BEGIN Page

# Function Most Likely To



## Crowbo (Jul 9, 2017)

Based on The Type Most Likely To thread but with functions instead!

Function Most Likely To be sexually arousing

summoning @Enoch @Merriwether @Athena @Literally God


----------



## Enoch (Feb 5, 2017)

Se.

I HAD THIS IDEA AGES AGO, AND YOU PROBABLY DID TOO.

FMLT be hyperactive.


----------



## Crowbo (Jul 9, 2017)

Se/Ne=Pe

FMLT hate the government


----------



## Enoch (Feb 5, 2017)

Fi.

FMLT have a hairy chest.


----------



## Crowbo (Jul 9, 2017)

Se

FMLT have a massive juicy cock


----------



## Enoch (Feb 5, 2017)

Fi.

FMLT lose their child in a supermarket.


----------



## Crowbo (Jul 9, 2017)

Ne/Ni

FMLT be normie


----------



## Enoch (Feb 5, 2017)

Fe.

FMLT be a meme.


----------



## Crowbo (Jul 9, 2017)

Ne

FMLT consistently wet the bed


----------



## Enoch (Feb 5, 2017)

Fi.

FMLT be Historical's dom function.


----------



## Crowbo (Jul 9, 2017)

Si/Ni

FMLT be Turi's dom function


----------



## Enoch (Feb 5, 2017)

Fe.

FMLT be Crowbo's inferior function.


----------



## Crowbo (Jul 9, 2017)

Si

FMLT be nihilist 

come join the fun @Goetterdaemmerung!


----------



## Enoch (Feb 5, 2017)

Tx.

FMLT be gay.


----------



## Crowbo (Jul 9, 2017)

Fi

FMLT be hentai


----------



## Rydori (Aug 7, 2017)

Fi

FMLT to be the most stubborn bitch and have no common sense for social norms.

END Page
BEGIN Data in this exercise

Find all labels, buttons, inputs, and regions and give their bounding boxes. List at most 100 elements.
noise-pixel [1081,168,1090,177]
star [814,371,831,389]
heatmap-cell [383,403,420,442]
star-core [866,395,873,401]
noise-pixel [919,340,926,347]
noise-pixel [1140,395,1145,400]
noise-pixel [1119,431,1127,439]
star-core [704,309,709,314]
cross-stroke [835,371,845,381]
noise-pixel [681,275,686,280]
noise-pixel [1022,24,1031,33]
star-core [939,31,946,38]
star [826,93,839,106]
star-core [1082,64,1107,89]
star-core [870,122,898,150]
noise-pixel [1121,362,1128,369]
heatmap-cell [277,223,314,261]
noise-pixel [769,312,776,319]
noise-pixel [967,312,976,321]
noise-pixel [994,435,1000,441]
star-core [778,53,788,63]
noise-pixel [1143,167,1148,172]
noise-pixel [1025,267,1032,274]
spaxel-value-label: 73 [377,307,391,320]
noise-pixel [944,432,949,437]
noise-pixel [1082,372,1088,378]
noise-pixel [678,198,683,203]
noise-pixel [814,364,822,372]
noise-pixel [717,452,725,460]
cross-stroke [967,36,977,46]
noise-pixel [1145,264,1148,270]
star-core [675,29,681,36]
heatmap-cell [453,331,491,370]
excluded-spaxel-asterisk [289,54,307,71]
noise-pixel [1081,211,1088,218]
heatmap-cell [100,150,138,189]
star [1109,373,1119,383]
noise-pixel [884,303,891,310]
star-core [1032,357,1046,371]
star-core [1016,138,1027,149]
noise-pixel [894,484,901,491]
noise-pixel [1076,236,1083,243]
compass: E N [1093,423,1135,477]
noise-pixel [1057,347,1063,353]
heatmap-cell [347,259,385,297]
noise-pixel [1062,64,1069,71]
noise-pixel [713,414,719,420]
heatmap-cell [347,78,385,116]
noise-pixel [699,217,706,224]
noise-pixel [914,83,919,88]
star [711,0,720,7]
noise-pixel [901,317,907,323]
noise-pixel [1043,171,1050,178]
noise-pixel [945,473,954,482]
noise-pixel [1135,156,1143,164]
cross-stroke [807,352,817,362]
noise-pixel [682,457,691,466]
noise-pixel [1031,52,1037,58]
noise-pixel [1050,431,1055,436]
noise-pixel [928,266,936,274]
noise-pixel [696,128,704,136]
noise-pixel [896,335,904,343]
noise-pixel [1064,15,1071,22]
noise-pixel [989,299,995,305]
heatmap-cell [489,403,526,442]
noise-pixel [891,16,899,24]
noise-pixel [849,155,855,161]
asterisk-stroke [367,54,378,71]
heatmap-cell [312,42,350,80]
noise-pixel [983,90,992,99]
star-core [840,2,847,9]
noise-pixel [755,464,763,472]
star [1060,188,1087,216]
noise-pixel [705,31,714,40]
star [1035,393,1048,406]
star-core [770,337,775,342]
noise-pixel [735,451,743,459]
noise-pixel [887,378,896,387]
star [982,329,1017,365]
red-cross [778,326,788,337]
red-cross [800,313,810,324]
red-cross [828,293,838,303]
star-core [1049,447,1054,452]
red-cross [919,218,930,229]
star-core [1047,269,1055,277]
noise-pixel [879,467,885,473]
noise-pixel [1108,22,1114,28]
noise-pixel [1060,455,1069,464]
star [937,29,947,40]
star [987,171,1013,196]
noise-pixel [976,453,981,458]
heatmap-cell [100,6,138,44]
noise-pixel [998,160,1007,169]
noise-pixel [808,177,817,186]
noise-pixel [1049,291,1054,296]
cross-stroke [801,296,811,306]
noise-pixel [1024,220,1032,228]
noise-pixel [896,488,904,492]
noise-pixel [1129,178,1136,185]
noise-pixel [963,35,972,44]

END Data in this exercise
BEGIN Data in this exercise

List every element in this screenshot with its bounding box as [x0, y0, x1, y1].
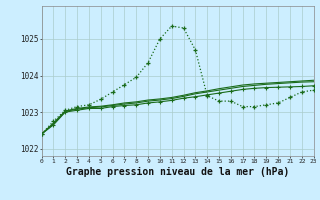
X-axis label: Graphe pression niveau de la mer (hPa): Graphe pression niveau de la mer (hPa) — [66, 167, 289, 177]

END Data in this exercise
BEGIN Data in this exercise

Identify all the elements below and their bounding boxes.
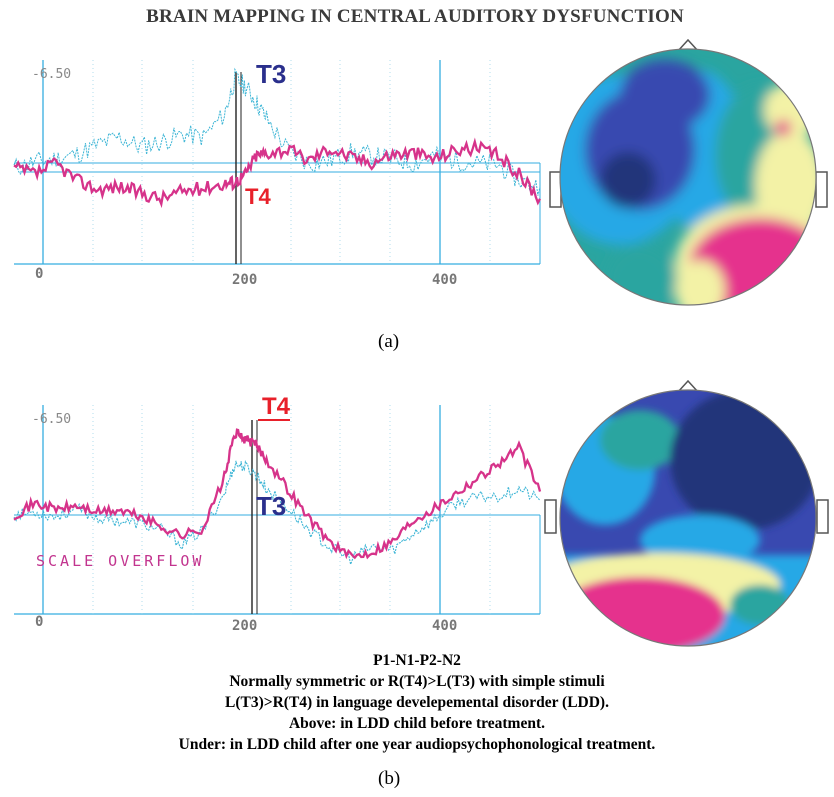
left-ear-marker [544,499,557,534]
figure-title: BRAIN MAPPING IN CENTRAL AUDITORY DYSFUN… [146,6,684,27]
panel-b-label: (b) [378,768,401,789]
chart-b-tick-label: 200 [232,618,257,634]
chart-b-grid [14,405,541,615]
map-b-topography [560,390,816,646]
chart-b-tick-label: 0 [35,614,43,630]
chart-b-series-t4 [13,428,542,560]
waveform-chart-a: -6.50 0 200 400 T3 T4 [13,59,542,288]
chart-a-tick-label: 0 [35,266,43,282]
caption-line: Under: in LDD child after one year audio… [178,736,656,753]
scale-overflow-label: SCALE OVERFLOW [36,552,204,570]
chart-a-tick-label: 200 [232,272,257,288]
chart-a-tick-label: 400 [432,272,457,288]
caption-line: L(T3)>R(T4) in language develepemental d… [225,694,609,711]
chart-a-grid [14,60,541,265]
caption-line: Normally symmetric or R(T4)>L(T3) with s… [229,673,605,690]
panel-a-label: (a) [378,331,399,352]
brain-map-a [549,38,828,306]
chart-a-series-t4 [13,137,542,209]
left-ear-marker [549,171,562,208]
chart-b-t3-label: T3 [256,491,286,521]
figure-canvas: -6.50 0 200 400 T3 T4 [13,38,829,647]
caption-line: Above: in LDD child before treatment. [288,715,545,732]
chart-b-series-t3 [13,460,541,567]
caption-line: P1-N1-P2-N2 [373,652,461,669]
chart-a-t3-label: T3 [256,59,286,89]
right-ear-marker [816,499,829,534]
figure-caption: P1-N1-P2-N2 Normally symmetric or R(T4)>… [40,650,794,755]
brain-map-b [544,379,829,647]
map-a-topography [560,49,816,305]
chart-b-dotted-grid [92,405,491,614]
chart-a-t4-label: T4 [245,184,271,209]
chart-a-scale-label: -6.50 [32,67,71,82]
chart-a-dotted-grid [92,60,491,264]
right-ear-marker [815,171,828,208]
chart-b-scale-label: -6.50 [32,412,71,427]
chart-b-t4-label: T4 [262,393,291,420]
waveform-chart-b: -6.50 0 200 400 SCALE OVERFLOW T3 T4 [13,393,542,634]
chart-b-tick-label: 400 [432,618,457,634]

END Data in this exercise

> [Tasks to complete]
**a)** List the usernames of everyone who posts in the thread.
**b)** In the rows, replace "screenshot" with "image" from the line with "List every element" up to and including the line with "X-axis label: Graphe". Give only those lines and omit the picture.
The thread and the rows have nothing to do with each other.

> [Solutions below]
**a)** Crowbo, Enoch, Rydori

**b)**
List every element in this image with its bounding box as [x0, y0, x1, y1].
X-axis label: Graphe pression niveau de la mer (hPa): Graphe pression niveau de la mer (hPa) — [66, 167, 289, 177]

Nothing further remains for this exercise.